**Direction:**
Find each line in the listing below that contains the string "label", matching case exactly, and copy those lines.

**Extracted records:**
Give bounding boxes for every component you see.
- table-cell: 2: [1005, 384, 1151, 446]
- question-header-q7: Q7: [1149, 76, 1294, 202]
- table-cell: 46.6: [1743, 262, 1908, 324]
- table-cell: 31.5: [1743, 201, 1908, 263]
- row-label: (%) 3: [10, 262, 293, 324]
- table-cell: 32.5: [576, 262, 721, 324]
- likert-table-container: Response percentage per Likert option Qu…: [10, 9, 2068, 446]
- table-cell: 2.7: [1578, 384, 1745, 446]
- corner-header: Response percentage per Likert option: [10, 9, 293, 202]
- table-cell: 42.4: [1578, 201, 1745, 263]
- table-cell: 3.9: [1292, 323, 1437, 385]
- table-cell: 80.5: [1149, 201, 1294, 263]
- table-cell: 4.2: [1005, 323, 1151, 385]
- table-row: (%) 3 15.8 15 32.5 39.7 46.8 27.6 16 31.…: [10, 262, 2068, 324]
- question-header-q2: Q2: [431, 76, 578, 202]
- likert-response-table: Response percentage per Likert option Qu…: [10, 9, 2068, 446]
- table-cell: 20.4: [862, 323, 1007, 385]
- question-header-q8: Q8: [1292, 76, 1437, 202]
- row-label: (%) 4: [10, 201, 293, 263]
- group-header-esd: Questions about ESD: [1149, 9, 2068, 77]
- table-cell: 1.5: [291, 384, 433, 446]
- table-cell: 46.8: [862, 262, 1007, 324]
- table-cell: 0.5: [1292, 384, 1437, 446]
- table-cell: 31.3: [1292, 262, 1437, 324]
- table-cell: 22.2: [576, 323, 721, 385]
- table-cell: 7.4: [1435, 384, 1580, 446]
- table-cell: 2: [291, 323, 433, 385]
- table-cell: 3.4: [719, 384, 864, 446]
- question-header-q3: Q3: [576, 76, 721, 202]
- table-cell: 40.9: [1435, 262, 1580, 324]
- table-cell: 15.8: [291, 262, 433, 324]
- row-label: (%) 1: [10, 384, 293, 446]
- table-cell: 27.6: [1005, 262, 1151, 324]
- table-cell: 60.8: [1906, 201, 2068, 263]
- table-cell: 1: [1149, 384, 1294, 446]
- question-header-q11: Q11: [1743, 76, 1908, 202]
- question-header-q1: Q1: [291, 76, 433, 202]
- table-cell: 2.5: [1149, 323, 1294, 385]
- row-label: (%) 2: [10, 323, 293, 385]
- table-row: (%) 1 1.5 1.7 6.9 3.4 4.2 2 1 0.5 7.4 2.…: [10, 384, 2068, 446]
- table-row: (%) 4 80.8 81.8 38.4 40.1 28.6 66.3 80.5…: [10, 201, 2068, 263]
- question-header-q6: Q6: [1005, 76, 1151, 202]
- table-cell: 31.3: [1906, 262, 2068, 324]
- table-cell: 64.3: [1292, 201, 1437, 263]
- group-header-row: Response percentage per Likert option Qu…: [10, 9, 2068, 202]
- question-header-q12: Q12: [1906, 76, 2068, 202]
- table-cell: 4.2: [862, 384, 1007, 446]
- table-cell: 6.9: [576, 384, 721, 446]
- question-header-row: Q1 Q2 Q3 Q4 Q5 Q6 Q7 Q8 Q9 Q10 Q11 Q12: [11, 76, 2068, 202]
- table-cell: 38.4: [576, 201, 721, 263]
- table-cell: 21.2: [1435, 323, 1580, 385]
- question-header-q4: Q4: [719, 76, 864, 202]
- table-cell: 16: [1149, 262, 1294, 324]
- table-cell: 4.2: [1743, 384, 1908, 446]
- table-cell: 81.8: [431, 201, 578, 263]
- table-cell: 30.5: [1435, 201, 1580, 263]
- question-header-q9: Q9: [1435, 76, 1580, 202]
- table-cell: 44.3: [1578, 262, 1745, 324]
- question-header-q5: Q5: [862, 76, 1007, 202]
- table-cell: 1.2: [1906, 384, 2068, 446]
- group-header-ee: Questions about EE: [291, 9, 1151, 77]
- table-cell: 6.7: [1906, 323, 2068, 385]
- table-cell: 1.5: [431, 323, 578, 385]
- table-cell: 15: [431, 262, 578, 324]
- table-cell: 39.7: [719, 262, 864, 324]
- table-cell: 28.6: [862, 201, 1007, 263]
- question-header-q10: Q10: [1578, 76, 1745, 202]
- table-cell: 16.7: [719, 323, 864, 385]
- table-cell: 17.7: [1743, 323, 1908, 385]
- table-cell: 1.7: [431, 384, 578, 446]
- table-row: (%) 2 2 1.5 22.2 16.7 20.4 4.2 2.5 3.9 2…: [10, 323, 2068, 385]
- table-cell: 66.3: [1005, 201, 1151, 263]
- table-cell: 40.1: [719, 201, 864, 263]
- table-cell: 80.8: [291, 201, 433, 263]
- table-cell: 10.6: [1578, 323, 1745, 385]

**Worked answer:**
- row-label: (%) 3: [10, 262, 293, 324]
- row-label: (%) 4: [10, 201, 293, 263]
- row-label: (%) 1: [10, 384, 293, 446]
- row-label: (%) 2: [10, 323, 293, 385]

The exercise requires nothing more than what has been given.